### STATED PROBLEM
Leave the pictures out and print every record below exactly as it stands.

### MATERIAL
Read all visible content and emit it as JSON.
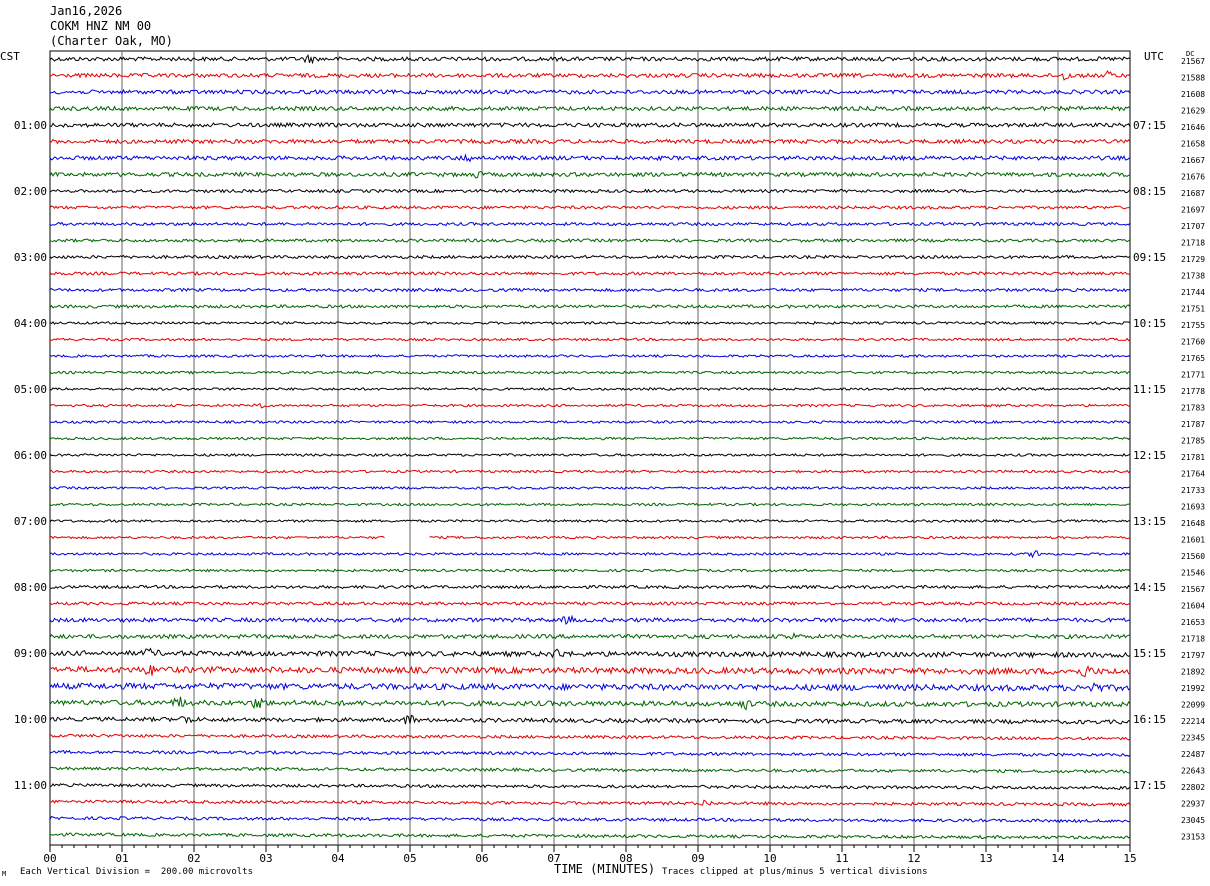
{
  "header": {
    "date": "Jan16,2026",
    "station": "COKM HNZ NM 00",
    "location": "(Charter Oak, MO)"
  },
  "footer": {
    "scale_note": "Each Vertical Division =  200.00 microvolts",
    "clip_note": "Traces clipped at plus/minus 5 vertical divisions",
    "corner_mark": "M"
  },
  "chart_data": {
    "type": "line",
    "title": "Jan16,2026",
    "xlabel": "TIME (MINUTES)",
    "ylabel": "",
    "left_tz": "CST",
    "right_tz": "UTC",
    "dc_label": "DC",
    "xlim": [
      0,
      15
    ],
    "x_ticks": [
      "00",
      "01",
      "02",
      "03",
      "04",
      "05",
      "06",
      "07",
      "08",
      "09",
      "10",
      "11",
      "12",
      "13",
      "14",
      "15"
    ],
    "trace_minutes": 15,
    "trace_colors": [
      "#000000",
      "#e00000",
      "#0000e0",
      "#006400"
    ],
    "left_hour_labels": [
      "01:00",
      "02:00",
      "03:00",
      "04:00",
      "05:00",
      "06:00",
      "07:00",
      "08:00",
      "09:00",
      "10:00",
      "11:00"
    ],
    "right_hour_labels": [
      "07:15",
      "08:15",
      "09:15",
      "10:15",
      "11:15",
      "12:15",
      "13:15",
      "14:15",
      "15:15",
      "16:15",
      "17:15"
    ],
    "hour_label_first_trace": 4,
    "hour_label_every": 4,
    "dc_offsets": [
      21567,
      21588,
      21608,
      21629,
      21646,
      21658,
      21667,
      21676,
      21687,
      21697,
      21707,
      21718,
      21729,
      21738,
      21744,
      21751,
      21755,
      21760,
      21765,
      21771,
      21778,
      21783,
      21787,
      21785,
      21781,
      21764,
      21733,
      21693,
      21648,
      21601,
      21560,
      21546,
      21567,
      21604,
      21653,
      21718,
      21797,
      21892,
      21992,
      22099,
      22214,
      22345,
      22487,
      22643,
      22802,
      22937,
      23045,
      23153
    ],
    "trace_amplitude": [
      2,
      2,
      2,
      2,
      2,
      2,
      2,
      2,
      1.5,
      1.5,
      1.5,
      1.5,
      1.5,
      1.5,
      1.5,
      1.5,
      1.2,
      1.2,
      1.2,
      1.2,
      1.2,
      1.2,
      1.2,
      1.2,
      1.2,
      1.2,
      1.2,
      1.2,
      1.2,
      1.2,
      1.2,
      1.2,
      1.5,
      1.5,
      2,
      2,
      2.5,
      3,
      3,
      2.5,
      2,
      1.5,
      1.5,
      1.5,
      1.5,
      1.5,
      1.5,
      1.5
    ],
    "gaps": [
      {
        "trace": 29,
        "from_minute": 4.65,
        "to_minute": 5.25
      }
    ],
    "events": [
      {
        "trace": 0,
        "minute": 3.6,
        "amp": 3
      },
      {
        "trace": 1,
        "minute": 14.1,
        "amp": 4
      },
      {
        "trace": 1,
        "minute": 14.7,
        "amp": 3
      },
      {
        "trace": 6,
        "minute": 5.8,
        "amp": 3
      },
      {
        "trace": 7,
        "minute": 5.9,
        "amp": 3
      },
      {
        "trace": 21,
        "minute": 2.9,
        "amp": 3
      },
      {
        "trace": 30,
        "minute": 13.7,
        "amp": 4
      },
      {
        "trace": 34,
        "minute": 7.2,
        "amp": 3
      },
      {
        "trace": 35,
        "minute": 10.3,
        "amp": 3
      },
      {
        "trace": 36,
        "minute": 1.4,
        "amp": 4
      },
      {
        "trace": 36,
        "minute": 7.05,
        "amp": 4
      },
      {
        "trace": 37,
        "minute": 1.4,
        "amp": 4
      },
      {
        "trace": 37,
        "minute": 14.4,
        "amp": 5
      },
      {
        "trace": 38,
        "minute": 14.5,
        "amp": 4
      },
      {
        "trace": 39,
        "minute": 1.8,
        "amp": 5
      },
      {
        "trace": 39,
        "minute": 2.9,
        "amp": 6
      },
      {
        "trace": 39,
        "minute": 9.65,
        "amp": 4
      },
      {
        "trace": 40,
        "minute": 1.9,
        "amp": 4
      },
      {
        "trace": 40,
        "minute": 5.0,
        "amp": 5
      },
      {
        "trace": 45,
        "minute": 9.1,
        "amp": 3
      }
    ]
  }
}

### EXERCISE RESPONSE
Read all visible content and emit it as JSON.
{
  "header": {
    "date": "Jan16,2026",
    "station": "COKM HNZ NM 00",
    "location": "(Charter Oak, MO)"
  },
  "footer": {
    "scale_note": "Each Vertical Division =  200.00 microvolts",
    "clip_note": "Traces clipped at plus/minus 5 vertical divisions",
    "corner_mark": "M"
  },
  "chart_data": {
    "type": "line",
    "title": "Jan16,2026",
    "xlabel": "TIME (MINUTES)",
    "ylabel": "",
    "left_tz": "CST",
    "right_tz": "UTC",
    "dc_label": "DC",
    "xlim": [
      0,
      15
    ],
    "x_ticks": [
      "00",
      "01",
      "02",
      "03",
      "04",
      "05",
      "06",
      "07",
      "08",
      "09",
      "10",
      "11",
      "12",
      "13",
      "14",
      "15"
    ],
    "trace_minutes": 15,
    "trace_colors": [
      "#000000",
      "#e00000",
      "#0000e0",
      "#006400"
    ],
    "left_hour_labels": [
      "01:00",
      "02:00",
      "03:00",
      "04:00",
      "05:00",
      "06:00",
      "07:00",
      "08:00",
      "09:00",
      "10:00",
      "11:00"
    ],
    "right_hour_labels": [
      "07:15",
      "08:15",
      "09:15",
      "10:15",
      "11:15",
      "12:15",
      "13:15",
      "14:15",
      "15:15",
      "16:15",
      "17:15"
    ],
    "hour_label_first_trace": 4,
    "hour_label_every": 4,
    "dc_offsets": [
      21567,
      21588,
      21608,
      21629,
      21646,
      21658,
      21667,
      21676,
      21687,
      21697,
      21707,
      21718,
      21729,
      21738,
      21744,
      21751,
      21755,
      21760,
      21765,
      21771,
      21778,
      21783,
      21787,
      21785,
      21781,
      21764,
      21733,
      21693,
      21648,
      21601,
      21560,
      21546,
      21567,
      21604,
      21653,
      21718,
      21797,
      21892,
      21992,
      22099,
      22214,
      22345,
      22487,
      22643,
      22802,
      22937,
      23045,
      23153
    ],
    "trace_amplitude": [
      2,
      2,
      2,
      2,
      2,
      2,
      2,
      2,
      1.5,
      1.5,
      1.5,
      1.5,
      1.5,
      1.5,
      1.5,
      1.5,
      1.2,
      1.2,
      1.2,
      1.2,
      1.2,
      1.2,
      1.2,
      1.2,
      1.2,
      1.2,
      1.2,
      1.2,
      1.2,
      1.2,
      1.2,
      1.2,
      1.5,
      1.5,
      2,
      2,
      2.5,
      3,
      3,
      2.5,
      2,
      1.5,
      1.5,
      1.5,
      1.5,
      1.5,
      1.5,
      1.5
    ],
    "gaps": [
      {
        "trace": 29,
        "from_minute": 4.65,
        "to_minute": 5.25
      }
    ],
    "events": [
      {
        "trace": 0,
        "minute": 3.6,
        "amp": 3
      },
      {
        "trace": 1,
        "minute": 14.1,
        "amp": 4
      },
      {
        "trace": 1,
        "minute": 14.7,
        "amp": 3
      },
      {
        "trace": 6,
        "minute": 5.8,
        "amp": 3
      },
      {
        "trace": 7,
        "minute": 5.9,
        "amp": 3
      },
      {
        "trace": 21,
        "minute": 2.9,
        "amp": 3
      },
      {
        "trace": 30,
        "minute": 13.7,
        "amp": 4
      },
      {
        "trace": 34,
        "minute": 7.2,
        "amp": 3
      },
      {
        "trace": 35,
        "minute": 10.3,
        "amp": 3
      },
      {
        "trace": 36,
        "minute": 1.4,
        "amp": 4
      },
      {
        "trace": 36,
        "minute": 7.05,
        "amp": 4
      },
      {
        "trace": 37,
        "minute": 1.4,
        "amp": 4
      },
      {
        "trace": 37,
        "minute": 14.4,
        "amp": 5
      },
      {
        "trace": 38,
        "minute": 14.5,
        "amp": 4
      },
      {
        "trace": 39,
        "minute": 1.8,
        "amp": 5
      },
      {
        "trace": 39,
        "minute": 2.9,
        "amp": 6
      },
      {
        "trace": 39,
        "minute": 9.65,
        "amp": 4
      },
      {
        "trace": 40,
        "minute": 1.9,
        "amp": 4
      },
      {
        "trace": 40,
        "minute": 5.0,
        "amp": 5
      },
      {
        "trace": 45,
        "minute": 9.1,
        "amp": 3
      }
    ]
  }
}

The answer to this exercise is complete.